**STATED PROBLEM:**
Reproduce the data below in full and exclude every picture.

**Records from a dataset:**
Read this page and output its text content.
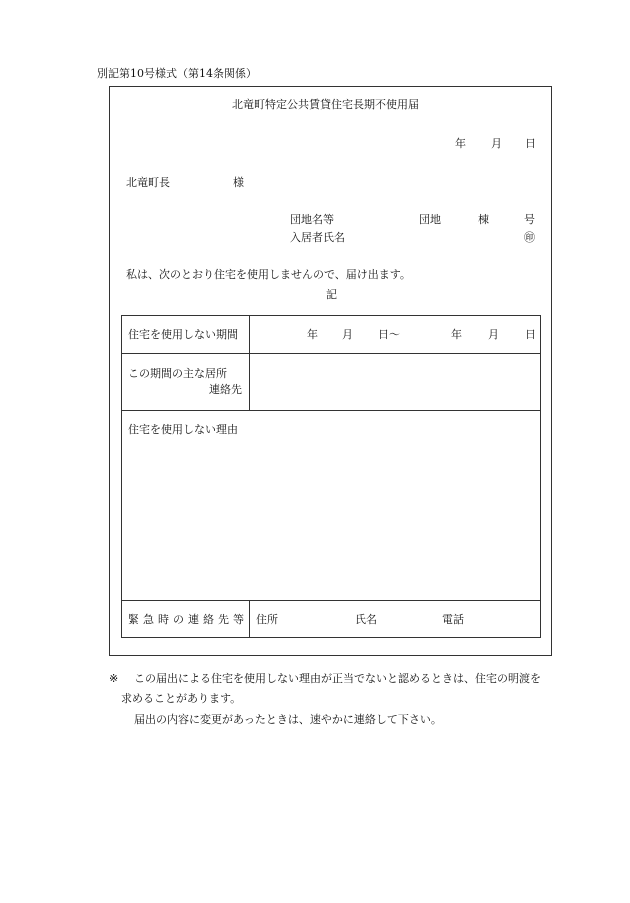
別記第10号様式（第14条関係）
北竜町特定公共賃貸住宅長期不使用届
年 月 日
北竜町長	様
団地名等	団地	棟	号
入居者氏名	㊞
私は、次のとおり住宅を使用しませんので、届け出ます。
記
住宅を使用しない期間	年 月 日～	年 月 日
この期間の主な居所
連絡先
住宅を使用しない理由
緊急時の連絡先等 住所	氏名	電話
※ この届出による住宅を使用しない理由が正当でないと認めるときは、住宅の明渡を
求めることがあります。
届出の内容に変更があったときは、速やかに連絡して下さい。
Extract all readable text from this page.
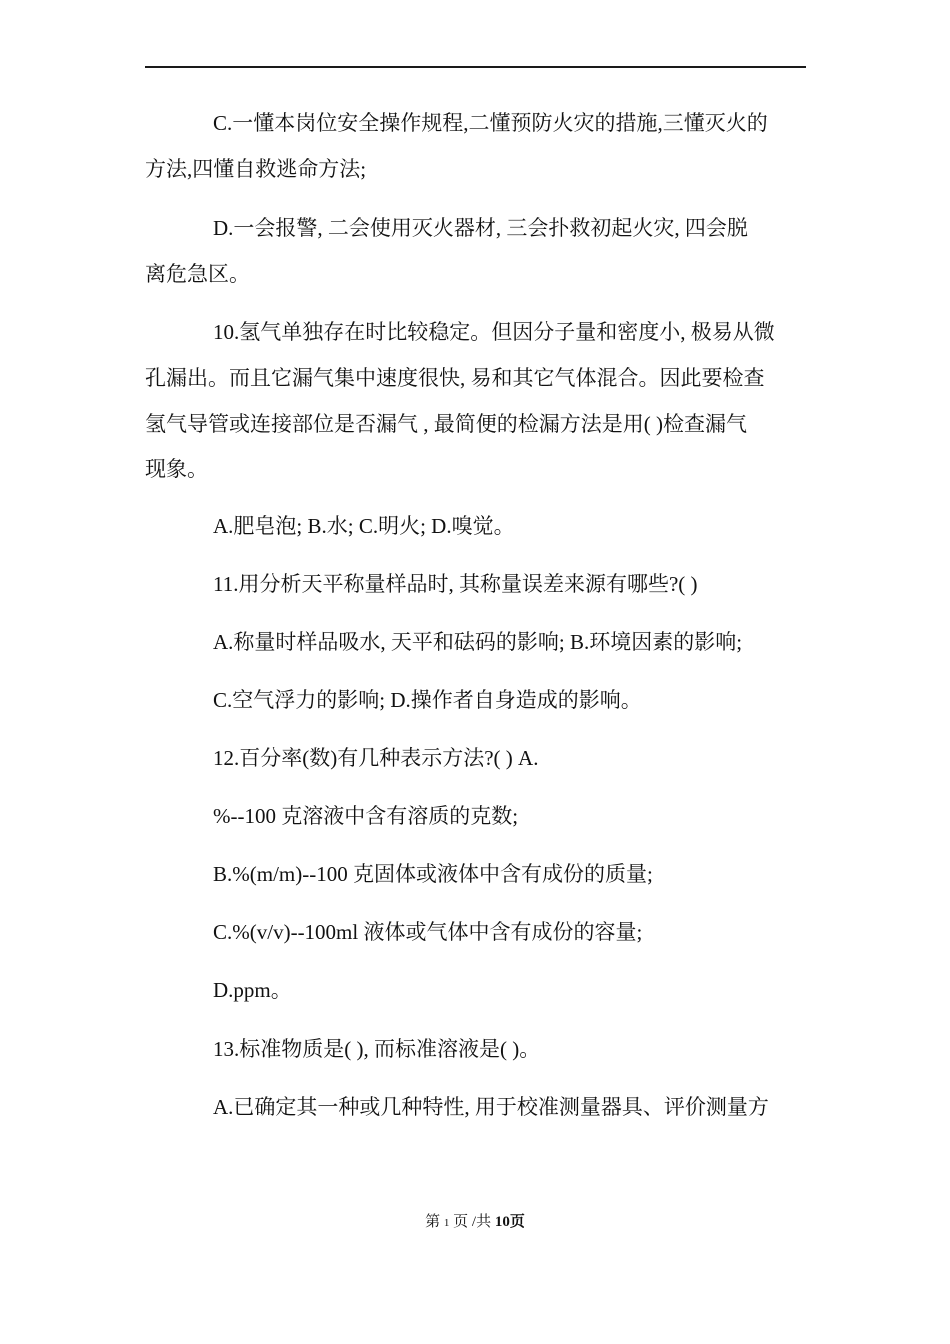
C.一懂本岗位安全操作规程,二懂预防火灾的措施,三懂灭火的
方法,四懂自救逃命方法;
D.一会报警, 二会使用灭火器材, 三会扑救初起火灾, 四会脱
离危急区。
10.氢气单独存在时比较稳定。但因分子量和密度小, 极易从微
孔漏出。而且它漏气集中速度很快, 易和其它气体混合。因此要检查
氢气导管或连接部位是否漏气 , 最简便的检漏方法是用( )检查漏气
现象。
A.肥皂泡; B.水; C.明火; D.嗅觉。
11.用分析天平称量样品时, 其称量误差来源有哪些?( )
A.称量时样品吸水, 天平和砝码的影响; B.环境因素的影响;
C.空气浮力的影响; D.操作者自身造成的影响。
12.百分率(数)有几种表示方法?( ) A.
%--100 克溶液中含有溶质的克数;
B.%(m/m)--100 克固体或液体中含有成份的质量;
C.%(v/v)--100ml 液体或气体中含有成份的容量;
D.ppm。
13.标准物质是( ), 而标准溶液是( )。
A.已确定其一种或几种特性, 用于校准测量器具、评价测量方
第 1 页 /共 10页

**WRITTEN RESPONSE:**
Read this page and output its text content.
別記第10号様式（第14条関係）
北竜町特定公共賃貸住宅長期不使用届
年 月 日
北竜町長	様
団地名等	団地	棟	号
入居者氏名	㊞
私は、次のとおり住宅を使用しませんので、届け出ます。
記
住宅を使用しない期間	年 月 日～	年 月 日
この期間の主な居所
連絡先
住宅を使用しない理由
緊急時の連絡先等 住所	氏名	電話
※ この届出による住宅を使用しない理由が正当でないと認めるときは、住宅の明渡を
求めることがあります。
届出の内容に変更があったときは、速やかに連絡して下さい。
Extract all readable text from this page.
C.一懂本岗位安全操作规程,二懂预防火灾的措施,三懂灭火的
方法,四懂自救逃命方法;
D.一会报警, 二会使用灭火器材, 三会扑救初起火灾, 四会脱
离危急区。
10.氢气单独存在时比较稳定。但因分子量和密度小, 极易从微
孔漏出。而且它漏气集中速度很快, 易和其它气体混合。因此要检查
氢气导管或连接部位是否漏气 , 最简便的检漏方法是用( )检查漏气
现象。
A.肥皂泡; B.水; C.明火; D.嗅觉。
11.用分析天平称量样品时, 其称量误差来源有哪些?( )
A.称量时样品吸水, 天平和砝码的影响; B.环境因素的影响;
C.空气浮力的影响; D.操作者自身造成的影响。
12.百分率(数)有几种表示方法?( ) A.
%--100 克溶液中含有溶质的克数;
B.%(m/m)--100 克固体或液体中含有成份的质量;
C.%(v/v)--100ml 液体或气体中含有成份的容量;
D.ppm。
13.标准物质是( ), 而标准溶液是( )。
A.已确定其一种或几种特性, 用于校准测量器具、评价测量方
第 1 页 /共 10页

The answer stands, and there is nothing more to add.